WHAT TO WORK ON: Can you reproduce the data word for word, starting at its very first line and stopping after the line that contains "identifier-label: DICTIONARY (91, 343, 186, 361)"?

[Data records]
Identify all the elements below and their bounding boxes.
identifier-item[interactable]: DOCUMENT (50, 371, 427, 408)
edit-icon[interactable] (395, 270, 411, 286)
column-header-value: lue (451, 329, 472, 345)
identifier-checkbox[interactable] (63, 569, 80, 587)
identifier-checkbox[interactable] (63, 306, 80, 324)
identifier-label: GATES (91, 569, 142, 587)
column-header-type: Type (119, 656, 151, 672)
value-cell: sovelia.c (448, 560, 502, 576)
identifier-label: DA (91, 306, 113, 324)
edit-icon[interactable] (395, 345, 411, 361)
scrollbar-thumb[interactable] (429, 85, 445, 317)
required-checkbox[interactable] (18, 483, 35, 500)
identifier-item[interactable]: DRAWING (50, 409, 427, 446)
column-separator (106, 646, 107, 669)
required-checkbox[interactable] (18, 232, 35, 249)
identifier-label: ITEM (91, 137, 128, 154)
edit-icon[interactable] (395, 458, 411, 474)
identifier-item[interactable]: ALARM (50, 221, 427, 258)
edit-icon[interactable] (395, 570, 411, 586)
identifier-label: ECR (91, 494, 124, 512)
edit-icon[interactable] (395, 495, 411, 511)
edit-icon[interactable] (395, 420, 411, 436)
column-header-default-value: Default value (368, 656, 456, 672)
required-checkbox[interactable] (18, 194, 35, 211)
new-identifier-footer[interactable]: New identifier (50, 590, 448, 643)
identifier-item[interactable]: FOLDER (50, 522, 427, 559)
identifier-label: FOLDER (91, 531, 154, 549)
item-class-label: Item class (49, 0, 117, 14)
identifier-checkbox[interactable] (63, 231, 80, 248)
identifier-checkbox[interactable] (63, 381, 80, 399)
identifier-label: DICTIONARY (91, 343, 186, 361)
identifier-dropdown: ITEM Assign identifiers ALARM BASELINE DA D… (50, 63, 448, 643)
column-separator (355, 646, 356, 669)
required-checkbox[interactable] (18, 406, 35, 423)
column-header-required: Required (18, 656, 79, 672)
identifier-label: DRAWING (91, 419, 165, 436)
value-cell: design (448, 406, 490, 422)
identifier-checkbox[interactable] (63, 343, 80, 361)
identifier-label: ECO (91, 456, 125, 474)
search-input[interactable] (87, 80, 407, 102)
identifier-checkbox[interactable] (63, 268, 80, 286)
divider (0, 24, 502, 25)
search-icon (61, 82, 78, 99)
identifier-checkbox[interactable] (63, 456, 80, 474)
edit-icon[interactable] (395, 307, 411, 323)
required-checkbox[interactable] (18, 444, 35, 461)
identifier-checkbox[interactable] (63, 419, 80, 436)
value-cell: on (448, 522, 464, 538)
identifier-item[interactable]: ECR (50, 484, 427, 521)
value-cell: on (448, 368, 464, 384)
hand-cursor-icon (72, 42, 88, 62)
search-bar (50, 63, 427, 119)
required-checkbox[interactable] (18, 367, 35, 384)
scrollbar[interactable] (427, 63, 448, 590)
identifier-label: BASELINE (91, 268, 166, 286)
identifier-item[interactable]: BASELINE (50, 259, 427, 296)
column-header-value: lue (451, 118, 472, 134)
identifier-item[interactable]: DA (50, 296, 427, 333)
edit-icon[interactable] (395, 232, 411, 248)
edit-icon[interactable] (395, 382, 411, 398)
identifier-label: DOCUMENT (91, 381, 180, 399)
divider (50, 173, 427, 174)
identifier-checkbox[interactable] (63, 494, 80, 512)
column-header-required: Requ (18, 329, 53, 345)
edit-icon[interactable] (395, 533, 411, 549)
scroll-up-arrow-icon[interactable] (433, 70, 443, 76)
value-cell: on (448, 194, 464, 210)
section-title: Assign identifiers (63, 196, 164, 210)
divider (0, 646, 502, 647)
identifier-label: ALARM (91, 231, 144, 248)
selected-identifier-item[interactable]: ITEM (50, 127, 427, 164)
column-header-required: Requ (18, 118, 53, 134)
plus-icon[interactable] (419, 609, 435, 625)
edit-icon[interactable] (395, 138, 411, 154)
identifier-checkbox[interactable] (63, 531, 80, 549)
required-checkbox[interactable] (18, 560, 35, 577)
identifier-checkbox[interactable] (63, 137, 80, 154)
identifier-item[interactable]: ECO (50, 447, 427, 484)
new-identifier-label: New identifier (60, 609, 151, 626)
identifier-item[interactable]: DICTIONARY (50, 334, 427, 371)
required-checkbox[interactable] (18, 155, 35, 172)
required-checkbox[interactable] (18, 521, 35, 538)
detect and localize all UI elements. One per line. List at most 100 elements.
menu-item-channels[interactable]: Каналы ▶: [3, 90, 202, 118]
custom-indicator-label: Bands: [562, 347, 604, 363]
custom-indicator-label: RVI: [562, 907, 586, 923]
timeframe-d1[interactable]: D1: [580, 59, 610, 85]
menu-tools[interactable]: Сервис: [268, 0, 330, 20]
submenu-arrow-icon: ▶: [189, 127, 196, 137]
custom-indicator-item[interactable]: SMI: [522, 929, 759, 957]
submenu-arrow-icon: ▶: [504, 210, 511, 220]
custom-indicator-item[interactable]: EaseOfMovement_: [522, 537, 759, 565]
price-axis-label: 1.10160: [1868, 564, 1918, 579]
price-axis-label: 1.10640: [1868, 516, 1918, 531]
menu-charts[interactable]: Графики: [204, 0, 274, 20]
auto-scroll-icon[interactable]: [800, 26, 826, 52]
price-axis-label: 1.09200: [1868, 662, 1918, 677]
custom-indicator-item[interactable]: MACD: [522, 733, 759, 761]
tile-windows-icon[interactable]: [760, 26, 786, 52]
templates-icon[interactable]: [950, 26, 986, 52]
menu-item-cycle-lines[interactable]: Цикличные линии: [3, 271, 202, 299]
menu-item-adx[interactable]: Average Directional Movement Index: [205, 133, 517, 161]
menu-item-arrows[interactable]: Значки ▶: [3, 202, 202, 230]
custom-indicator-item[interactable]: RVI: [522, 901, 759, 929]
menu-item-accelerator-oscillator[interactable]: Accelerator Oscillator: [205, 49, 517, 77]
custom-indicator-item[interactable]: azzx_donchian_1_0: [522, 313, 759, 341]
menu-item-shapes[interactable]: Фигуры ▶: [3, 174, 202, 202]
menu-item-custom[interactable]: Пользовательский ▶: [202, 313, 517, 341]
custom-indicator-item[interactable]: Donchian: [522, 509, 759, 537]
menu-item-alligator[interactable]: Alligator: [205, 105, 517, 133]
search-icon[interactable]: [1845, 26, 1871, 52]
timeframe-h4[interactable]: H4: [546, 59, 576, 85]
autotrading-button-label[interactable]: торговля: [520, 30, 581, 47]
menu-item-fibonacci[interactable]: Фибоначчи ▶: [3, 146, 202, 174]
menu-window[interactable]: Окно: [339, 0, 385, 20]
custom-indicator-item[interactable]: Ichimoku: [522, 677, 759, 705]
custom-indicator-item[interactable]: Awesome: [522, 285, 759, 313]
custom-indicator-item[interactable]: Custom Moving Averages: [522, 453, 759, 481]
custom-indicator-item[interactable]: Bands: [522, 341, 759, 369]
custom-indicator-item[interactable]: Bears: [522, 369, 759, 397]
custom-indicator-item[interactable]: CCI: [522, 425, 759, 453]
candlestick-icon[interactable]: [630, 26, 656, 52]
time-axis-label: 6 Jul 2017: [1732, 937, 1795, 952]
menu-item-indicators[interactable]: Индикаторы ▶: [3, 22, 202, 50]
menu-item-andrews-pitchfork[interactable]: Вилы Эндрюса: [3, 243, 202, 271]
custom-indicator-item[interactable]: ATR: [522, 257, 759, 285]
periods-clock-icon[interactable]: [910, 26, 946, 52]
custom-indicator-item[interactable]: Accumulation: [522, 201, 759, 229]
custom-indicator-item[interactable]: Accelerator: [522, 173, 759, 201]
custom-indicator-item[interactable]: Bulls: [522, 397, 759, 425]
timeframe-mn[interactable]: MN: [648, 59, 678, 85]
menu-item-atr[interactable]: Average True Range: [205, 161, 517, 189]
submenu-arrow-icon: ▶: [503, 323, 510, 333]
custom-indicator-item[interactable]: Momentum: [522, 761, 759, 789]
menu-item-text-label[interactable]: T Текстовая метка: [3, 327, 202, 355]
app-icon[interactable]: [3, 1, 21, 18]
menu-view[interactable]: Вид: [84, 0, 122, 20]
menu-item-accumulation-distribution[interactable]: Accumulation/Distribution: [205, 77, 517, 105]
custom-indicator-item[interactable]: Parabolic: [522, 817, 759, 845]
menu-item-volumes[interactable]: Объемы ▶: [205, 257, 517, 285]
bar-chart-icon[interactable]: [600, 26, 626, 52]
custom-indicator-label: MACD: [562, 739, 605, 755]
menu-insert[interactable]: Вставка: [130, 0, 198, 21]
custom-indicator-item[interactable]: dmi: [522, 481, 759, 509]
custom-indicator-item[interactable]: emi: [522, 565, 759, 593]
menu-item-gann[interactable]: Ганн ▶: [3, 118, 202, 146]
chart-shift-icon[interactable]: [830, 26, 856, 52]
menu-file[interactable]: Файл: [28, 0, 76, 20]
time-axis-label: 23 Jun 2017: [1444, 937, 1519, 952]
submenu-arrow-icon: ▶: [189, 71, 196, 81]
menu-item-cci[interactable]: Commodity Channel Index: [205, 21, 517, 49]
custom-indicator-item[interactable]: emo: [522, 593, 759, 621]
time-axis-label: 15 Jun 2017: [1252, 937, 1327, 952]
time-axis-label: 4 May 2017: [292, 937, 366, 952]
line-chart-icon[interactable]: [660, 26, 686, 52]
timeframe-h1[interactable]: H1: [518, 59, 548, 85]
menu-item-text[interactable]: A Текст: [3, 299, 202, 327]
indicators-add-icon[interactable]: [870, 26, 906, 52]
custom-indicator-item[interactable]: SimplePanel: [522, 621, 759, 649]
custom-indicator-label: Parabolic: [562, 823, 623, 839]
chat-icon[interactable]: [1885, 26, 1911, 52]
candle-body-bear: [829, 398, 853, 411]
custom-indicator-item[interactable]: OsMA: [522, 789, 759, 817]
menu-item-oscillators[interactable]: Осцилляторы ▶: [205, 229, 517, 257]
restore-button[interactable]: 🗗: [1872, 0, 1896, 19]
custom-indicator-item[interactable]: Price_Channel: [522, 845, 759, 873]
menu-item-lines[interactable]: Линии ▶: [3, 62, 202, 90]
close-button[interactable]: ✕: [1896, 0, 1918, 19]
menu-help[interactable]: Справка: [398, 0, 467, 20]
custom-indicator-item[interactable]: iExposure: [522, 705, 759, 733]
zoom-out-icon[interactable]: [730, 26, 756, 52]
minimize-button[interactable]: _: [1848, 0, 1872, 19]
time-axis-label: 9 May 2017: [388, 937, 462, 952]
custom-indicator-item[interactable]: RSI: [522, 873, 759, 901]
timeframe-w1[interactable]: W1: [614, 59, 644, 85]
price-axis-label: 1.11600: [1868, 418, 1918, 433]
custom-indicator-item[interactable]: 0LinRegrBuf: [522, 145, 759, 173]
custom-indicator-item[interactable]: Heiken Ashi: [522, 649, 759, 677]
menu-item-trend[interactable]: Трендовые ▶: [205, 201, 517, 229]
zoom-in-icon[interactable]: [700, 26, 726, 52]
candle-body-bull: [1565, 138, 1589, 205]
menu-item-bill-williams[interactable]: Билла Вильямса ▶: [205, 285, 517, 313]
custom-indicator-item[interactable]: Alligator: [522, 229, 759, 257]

THE RESPONSE:
Identify all the elements below and their bounding boxes.
identifier-item[interactable]: DOCUMENT (50, 371, 427, 408)
edit-icon[interactable] (395, 270, 411, 286)
column-header-value: lue (451, 329, 472, 345)
identifier-checkbox[interactable] (63, 569, 80, 587)
identifier-checkbox[interactable] (63, 306, 80, 324)
identifier-label: GATES (91, 569, 142, 587)
column-header-type: Type (119, 656, 151, 672)
value-cell: sovelia.c (448, 560, 502, 576)
identifier-label: DA (91, 306, 113, 324)
edit-icon[interactable] (395, 345, 411, 361)
scrollbar-thumb[interactable] (429, 85, 445, 317)
required-checkbox[interactable] (18, 483, 35, 500)
identifier-item[interactable]: DRAWING (50, 409, 427, 446)
column-separator (106, 646, 107, 669)
required-checkbox[interactable] (18, 232, 35, 249)
identifier-label: ITEM (91, 137, 128, 154)
edit-icon[interactable] (395, 458, 411, 474)
identifier-item[interactable]: ALARM (50, 221, 427, 258)
edit-icon[interactable] (395, 570, 411, 586)
identifier-label: ECR (91, 494, 124, 512)
edit-icon[interactable] (395, 495, 411, 511)
edit-icon[interactable] (395, 420, 411, 436)
column-header-default-value: Default value (368, 656, 456, 672)
required-checkbox[interactable] (18, 194, 35, 211)
new-identifier-footer[interactable]: New identifier (50, 590, 448, 643)
identifier-item[interactable]: FOLDER (50, 522, 427, 559)
identifier-label: FOLDER (91, 531, 154, 549)
item-class-label: Item class (49, 0, 117, 14)
identifier-checkbox[interactable] (63, 231, 80, 248)
identifier-checkbox[interactable] (63, 381, 80, 399)
identifier-label: DICTIONARY (91, 343, 186, 361)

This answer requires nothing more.